YOUR INSTRUCTIONS => Scan the records below. List lines holding "Государственная".
START WORKING DATA
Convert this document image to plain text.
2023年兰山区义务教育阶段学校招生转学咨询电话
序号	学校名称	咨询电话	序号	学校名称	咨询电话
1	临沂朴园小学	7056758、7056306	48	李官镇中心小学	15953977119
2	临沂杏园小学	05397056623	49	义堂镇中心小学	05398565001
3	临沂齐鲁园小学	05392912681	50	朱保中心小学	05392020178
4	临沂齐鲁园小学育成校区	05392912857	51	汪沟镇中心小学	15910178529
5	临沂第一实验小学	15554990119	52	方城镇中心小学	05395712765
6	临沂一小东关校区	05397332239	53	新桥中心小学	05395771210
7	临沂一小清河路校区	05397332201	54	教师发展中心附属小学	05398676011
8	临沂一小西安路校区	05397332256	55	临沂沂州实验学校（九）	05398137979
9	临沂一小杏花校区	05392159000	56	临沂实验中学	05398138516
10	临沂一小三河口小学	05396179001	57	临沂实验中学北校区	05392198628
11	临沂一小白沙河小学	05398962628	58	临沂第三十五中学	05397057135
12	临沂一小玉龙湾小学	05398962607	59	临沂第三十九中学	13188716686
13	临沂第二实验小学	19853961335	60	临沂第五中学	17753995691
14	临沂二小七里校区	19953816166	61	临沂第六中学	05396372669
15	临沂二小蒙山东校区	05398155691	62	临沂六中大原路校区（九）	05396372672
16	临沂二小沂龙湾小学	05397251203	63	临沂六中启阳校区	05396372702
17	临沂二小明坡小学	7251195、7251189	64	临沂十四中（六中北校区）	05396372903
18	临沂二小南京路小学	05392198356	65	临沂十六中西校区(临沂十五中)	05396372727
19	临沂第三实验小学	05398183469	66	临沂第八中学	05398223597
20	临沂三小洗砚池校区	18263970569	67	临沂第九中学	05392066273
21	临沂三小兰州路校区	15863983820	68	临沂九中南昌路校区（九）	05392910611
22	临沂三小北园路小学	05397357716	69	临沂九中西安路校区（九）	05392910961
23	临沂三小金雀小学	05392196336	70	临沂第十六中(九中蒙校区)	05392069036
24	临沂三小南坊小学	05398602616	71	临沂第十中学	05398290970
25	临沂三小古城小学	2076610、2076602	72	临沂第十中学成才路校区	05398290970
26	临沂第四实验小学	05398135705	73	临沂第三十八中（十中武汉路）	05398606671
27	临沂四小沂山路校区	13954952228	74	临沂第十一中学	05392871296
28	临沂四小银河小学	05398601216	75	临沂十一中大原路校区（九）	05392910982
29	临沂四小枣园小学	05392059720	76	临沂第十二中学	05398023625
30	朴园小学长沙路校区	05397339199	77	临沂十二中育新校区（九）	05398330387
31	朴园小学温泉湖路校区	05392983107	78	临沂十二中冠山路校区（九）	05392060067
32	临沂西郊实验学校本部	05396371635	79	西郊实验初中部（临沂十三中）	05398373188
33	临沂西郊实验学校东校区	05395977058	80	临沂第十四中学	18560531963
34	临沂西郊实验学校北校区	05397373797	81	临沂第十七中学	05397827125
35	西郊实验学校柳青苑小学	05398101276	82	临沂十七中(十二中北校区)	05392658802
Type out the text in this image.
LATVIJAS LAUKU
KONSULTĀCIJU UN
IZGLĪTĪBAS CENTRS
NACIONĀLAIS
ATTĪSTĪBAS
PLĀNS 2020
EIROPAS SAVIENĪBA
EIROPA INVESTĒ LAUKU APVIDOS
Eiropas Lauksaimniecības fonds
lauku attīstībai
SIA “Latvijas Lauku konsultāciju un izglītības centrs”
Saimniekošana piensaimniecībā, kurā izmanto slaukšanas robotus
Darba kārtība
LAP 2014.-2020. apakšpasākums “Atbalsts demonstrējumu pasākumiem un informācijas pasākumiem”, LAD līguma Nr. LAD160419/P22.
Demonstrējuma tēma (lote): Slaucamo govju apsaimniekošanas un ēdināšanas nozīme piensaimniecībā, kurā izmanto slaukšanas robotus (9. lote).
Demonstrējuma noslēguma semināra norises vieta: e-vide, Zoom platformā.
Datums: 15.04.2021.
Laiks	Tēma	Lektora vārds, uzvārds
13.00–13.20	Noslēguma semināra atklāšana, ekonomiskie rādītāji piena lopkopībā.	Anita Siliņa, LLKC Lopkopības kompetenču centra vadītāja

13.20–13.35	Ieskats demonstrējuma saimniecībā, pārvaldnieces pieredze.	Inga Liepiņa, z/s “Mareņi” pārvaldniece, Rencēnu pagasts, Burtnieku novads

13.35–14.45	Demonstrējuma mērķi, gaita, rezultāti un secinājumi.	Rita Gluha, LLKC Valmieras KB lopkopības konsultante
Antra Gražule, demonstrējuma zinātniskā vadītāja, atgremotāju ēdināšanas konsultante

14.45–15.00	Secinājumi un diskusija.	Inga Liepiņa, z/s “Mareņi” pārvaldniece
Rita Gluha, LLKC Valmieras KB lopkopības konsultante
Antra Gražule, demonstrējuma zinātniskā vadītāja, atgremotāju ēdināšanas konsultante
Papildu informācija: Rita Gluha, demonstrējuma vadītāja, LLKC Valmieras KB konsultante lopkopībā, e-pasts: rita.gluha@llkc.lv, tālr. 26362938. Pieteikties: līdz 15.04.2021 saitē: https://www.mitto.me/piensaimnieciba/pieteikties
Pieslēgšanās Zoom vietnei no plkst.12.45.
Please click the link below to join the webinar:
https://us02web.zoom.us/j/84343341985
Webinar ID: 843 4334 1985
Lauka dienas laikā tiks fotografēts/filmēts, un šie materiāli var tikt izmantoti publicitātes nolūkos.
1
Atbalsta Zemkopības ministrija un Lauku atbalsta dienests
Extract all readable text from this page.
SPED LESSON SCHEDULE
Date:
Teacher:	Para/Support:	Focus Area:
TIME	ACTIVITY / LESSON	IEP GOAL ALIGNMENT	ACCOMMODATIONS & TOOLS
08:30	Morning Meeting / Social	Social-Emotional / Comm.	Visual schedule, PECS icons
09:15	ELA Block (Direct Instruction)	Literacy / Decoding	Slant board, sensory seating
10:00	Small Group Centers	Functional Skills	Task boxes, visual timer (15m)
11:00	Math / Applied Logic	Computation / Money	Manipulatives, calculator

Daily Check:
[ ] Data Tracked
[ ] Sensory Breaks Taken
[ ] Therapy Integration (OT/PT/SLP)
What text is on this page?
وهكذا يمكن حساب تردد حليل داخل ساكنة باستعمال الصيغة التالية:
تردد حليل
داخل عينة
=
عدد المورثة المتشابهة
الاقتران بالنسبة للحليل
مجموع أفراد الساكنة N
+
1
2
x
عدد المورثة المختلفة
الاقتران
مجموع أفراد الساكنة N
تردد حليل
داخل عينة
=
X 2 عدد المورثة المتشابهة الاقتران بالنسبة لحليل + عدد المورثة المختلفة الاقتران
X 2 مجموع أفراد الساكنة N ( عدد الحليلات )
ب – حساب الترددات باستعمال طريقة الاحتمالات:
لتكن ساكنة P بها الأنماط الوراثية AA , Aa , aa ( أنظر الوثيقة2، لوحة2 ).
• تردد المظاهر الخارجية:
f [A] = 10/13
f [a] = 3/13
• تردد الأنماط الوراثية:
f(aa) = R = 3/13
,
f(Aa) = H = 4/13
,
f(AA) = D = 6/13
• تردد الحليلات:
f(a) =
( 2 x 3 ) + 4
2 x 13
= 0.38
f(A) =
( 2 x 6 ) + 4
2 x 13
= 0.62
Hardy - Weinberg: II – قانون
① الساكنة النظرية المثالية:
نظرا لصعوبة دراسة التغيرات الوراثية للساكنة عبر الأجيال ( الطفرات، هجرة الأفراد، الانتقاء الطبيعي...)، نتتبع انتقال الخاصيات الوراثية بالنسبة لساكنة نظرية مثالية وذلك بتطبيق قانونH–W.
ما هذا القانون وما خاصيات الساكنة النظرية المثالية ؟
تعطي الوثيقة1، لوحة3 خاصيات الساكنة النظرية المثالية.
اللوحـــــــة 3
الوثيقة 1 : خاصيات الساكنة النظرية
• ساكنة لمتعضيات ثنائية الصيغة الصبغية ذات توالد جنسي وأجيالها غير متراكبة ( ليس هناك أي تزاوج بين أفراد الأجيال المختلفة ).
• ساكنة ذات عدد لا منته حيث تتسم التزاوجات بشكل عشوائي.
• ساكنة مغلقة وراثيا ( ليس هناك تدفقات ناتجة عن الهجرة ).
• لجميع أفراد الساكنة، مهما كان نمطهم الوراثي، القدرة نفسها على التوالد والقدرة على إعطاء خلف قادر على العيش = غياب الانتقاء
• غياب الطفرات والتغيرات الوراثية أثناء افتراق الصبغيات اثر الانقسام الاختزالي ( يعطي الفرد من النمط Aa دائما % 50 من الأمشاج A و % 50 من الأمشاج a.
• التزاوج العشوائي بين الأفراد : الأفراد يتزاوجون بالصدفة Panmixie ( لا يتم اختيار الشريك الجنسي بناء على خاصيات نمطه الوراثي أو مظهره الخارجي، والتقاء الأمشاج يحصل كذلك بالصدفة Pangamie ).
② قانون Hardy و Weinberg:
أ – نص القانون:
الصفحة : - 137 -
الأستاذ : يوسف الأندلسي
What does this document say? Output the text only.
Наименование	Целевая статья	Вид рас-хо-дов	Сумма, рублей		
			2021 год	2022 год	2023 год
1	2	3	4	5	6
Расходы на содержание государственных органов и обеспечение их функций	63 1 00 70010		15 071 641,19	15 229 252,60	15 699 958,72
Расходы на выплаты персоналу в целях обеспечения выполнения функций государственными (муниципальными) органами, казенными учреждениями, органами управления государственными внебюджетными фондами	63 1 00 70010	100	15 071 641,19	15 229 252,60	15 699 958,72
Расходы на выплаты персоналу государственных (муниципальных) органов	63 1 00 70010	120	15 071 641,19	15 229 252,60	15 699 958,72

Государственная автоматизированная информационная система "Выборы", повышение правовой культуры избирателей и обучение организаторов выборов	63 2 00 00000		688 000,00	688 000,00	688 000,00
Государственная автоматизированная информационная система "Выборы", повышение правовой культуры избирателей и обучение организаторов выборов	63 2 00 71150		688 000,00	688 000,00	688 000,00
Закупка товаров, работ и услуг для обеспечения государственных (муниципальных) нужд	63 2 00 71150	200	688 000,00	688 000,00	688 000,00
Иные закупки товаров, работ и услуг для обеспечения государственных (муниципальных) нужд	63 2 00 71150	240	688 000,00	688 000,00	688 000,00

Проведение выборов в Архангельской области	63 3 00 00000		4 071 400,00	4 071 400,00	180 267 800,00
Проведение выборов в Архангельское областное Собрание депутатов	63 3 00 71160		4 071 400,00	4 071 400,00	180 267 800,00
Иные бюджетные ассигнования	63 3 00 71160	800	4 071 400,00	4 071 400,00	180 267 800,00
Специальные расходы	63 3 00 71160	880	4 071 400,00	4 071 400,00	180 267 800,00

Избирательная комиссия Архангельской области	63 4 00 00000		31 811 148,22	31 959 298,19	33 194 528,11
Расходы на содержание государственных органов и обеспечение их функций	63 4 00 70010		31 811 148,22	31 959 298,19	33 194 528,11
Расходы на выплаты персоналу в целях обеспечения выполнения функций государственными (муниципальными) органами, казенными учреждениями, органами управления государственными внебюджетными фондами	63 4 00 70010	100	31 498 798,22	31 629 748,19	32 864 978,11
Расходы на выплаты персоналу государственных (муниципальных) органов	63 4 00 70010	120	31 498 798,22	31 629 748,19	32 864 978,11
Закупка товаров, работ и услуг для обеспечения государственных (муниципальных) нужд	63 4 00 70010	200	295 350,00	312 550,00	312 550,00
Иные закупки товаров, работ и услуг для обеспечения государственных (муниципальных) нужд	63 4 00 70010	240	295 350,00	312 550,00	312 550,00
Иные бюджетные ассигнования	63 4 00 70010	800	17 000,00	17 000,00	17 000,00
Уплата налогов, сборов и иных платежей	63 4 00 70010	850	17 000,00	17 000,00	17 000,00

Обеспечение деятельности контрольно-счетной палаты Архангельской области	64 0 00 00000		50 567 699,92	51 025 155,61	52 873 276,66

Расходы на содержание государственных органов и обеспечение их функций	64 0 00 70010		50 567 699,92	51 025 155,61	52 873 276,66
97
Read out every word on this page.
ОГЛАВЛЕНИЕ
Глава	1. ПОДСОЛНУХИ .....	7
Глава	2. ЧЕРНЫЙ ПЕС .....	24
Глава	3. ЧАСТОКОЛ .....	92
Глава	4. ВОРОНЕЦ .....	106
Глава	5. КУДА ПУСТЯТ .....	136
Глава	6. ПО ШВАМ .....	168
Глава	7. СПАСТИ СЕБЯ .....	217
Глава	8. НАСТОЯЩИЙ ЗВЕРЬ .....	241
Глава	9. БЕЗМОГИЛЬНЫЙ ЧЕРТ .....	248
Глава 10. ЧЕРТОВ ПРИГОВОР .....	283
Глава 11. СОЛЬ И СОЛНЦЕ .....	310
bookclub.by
END WORKING DATA
TASK RESULT =>
Государственная автоматизированная информационная система "Выборы", повышение правовой культуры избирателей и обучение организаторов выборов	63 2 00 00000		688 000,00	688 000,00	688 000,00
Государственная автоматизированная информационная система "Выборы", повышение правовой культуры избирателей и обучение организаторов выборов	63 2 00 71150		688 000,00	688 000,00	688 000,00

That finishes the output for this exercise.